#### Exercise brief:
Every line holding the string "même" should be gathered.

# # # # #

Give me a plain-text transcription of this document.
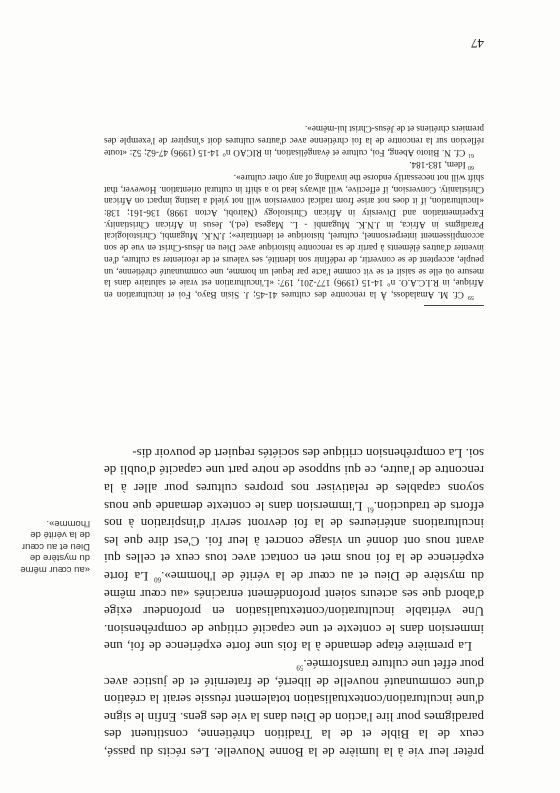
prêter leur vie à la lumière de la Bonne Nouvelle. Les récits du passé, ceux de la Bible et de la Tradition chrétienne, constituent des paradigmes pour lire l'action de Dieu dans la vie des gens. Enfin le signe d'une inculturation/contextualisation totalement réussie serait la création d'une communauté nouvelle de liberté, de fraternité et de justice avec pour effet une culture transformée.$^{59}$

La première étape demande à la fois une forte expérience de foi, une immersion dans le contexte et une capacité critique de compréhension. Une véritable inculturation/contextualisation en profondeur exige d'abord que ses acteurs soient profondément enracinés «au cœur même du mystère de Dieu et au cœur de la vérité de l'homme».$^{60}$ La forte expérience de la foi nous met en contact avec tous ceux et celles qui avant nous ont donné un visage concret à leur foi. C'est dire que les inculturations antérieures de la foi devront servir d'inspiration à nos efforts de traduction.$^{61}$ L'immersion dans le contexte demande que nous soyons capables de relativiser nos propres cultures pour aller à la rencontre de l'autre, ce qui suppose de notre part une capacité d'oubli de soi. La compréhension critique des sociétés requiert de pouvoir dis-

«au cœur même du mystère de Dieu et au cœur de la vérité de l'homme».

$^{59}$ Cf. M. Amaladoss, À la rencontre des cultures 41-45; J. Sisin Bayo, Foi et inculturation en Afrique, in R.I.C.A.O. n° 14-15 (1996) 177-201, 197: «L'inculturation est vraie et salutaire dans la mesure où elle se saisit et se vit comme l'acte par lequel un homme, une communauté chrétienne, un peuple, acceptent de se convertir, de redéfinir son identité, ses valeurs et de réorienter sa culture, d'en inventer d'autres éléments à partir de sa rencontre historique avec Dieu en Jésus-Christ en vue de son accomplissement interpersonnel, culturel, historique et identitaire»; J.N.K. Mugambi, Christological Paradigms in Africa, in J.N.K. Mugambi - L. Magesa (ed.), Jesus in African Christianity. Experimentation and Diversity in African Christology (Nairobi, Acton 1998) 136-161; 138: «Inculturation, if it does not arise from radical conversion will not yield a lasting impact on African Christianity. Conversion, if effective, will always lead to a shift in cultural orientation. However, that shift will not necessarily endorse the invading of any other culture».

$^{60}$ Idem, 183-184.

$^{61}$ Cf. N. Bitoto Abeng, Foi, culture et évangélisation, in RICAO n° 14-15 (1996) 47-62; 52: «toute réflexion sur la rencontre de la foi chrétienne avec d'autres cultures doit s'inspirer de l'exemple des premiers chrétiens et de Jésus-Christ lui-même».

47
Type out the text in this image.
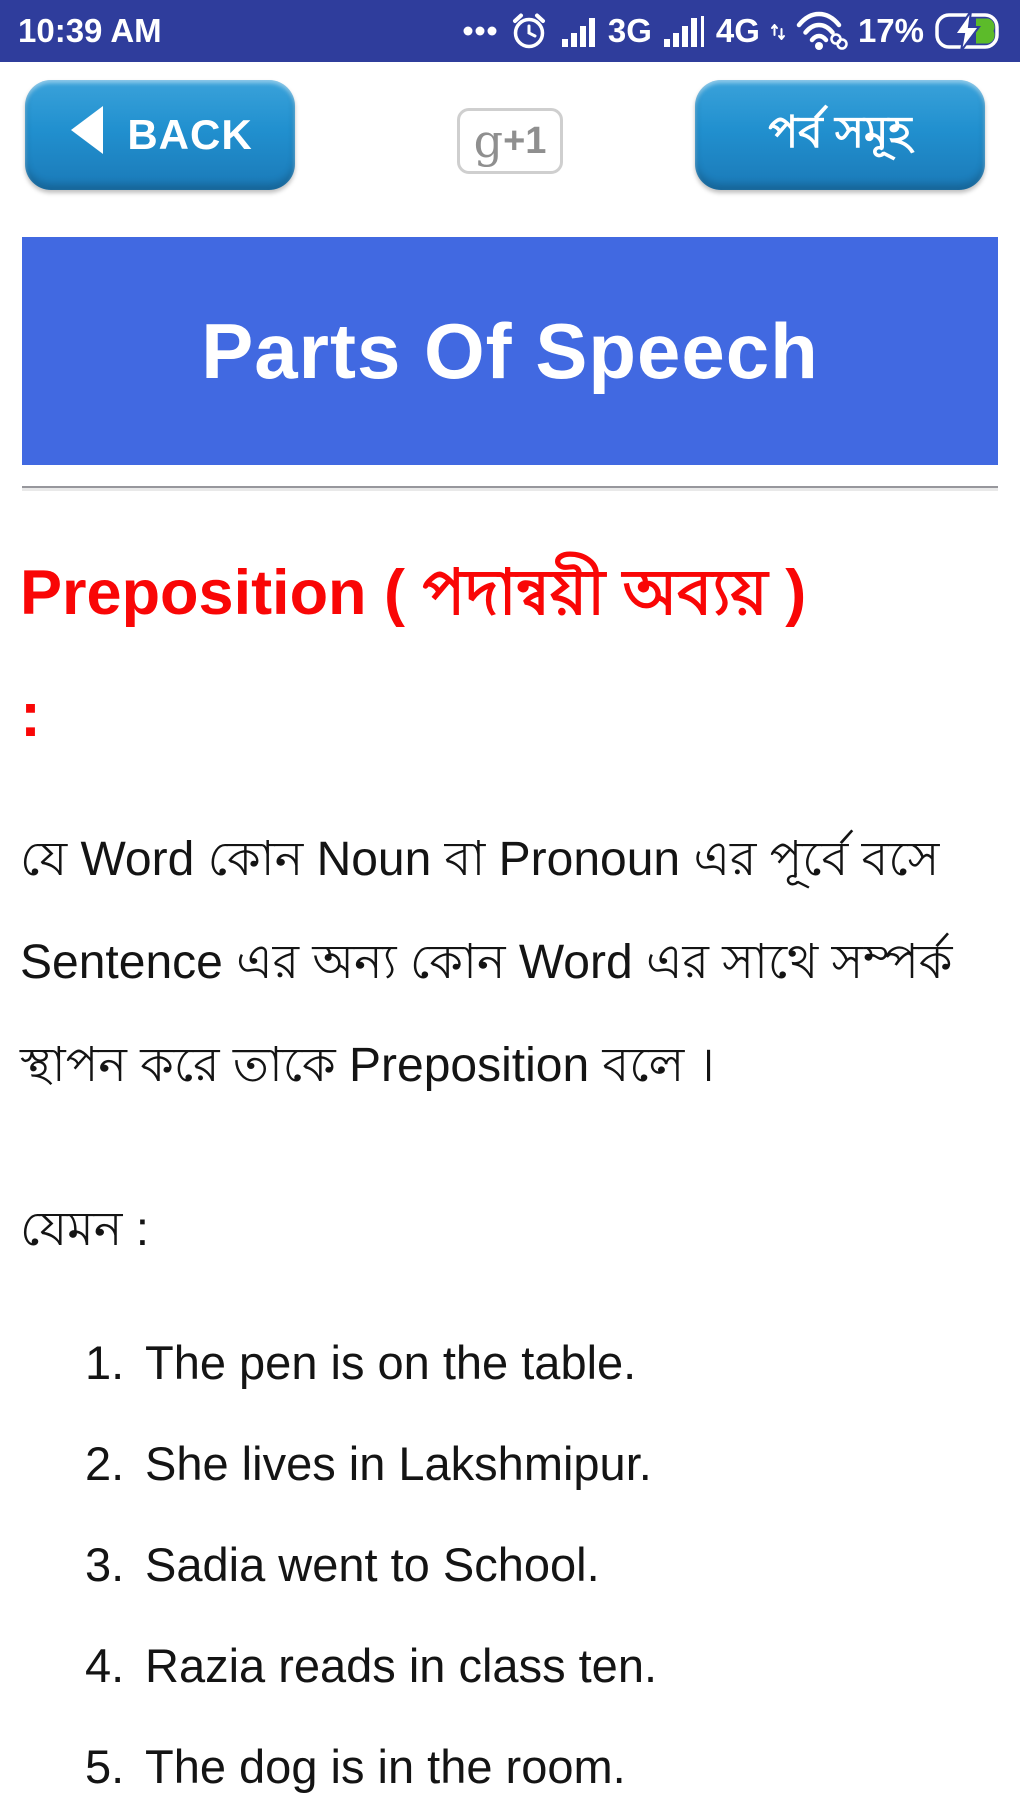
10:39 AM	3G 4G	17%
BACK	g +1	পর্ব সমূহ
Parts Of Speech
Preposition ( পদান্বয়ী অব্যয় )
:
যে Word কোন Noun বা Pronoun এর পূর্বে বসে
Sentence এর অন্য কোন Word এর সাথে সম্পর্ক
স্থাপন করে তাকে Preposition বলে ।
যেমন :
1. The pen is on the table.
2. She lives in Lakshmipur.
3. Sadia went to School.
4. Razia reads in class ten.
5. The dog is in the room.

# # # # #

#### Result for this exercise:
La première étape demande à la fois une forte expérience de foi, une immersion dans le contexte et une capacité critique de compréhension. Une véritable inculturation/contextualisation en profondeur exige d'abord que ses acteurs soient profondément enracinés «au cœur même du mystère de Dieu et au cœur de la vérité de l'homme».$^{60}$ La forte expérience de la foi nous met en contact avec tous ceux et celles qui avant nous ont donné un visage concret à leur foi. C'est dire que les inculturations antérieures de la foi devront servir d'inspiration à nos efforts de traduction.$^{61}$ L'immersion dans le contexte demande que nous soyons capables de relativiser nos propres cultures pour aller à la rencontre de l'autre, ce qui suppose de notre part une capacité d'oubli de soi. La compréhension critique des sociétés requiert de pouvoir dis-
«au cœur même du mystère de Dieu et au cœur de la vérité de l'homme».
$^{61}$ Cf. N. Bitoto Abeng, Foi, culture et évangélisation, in RICAO n° 14-15 (1996) 47-62; 52: «toute réflexion sur la rencontre de la foi chrétienne avec d'autres cultures doit s'inspirer de l'exemple des premiers chrétiens et de Jésus-Christ lui-même».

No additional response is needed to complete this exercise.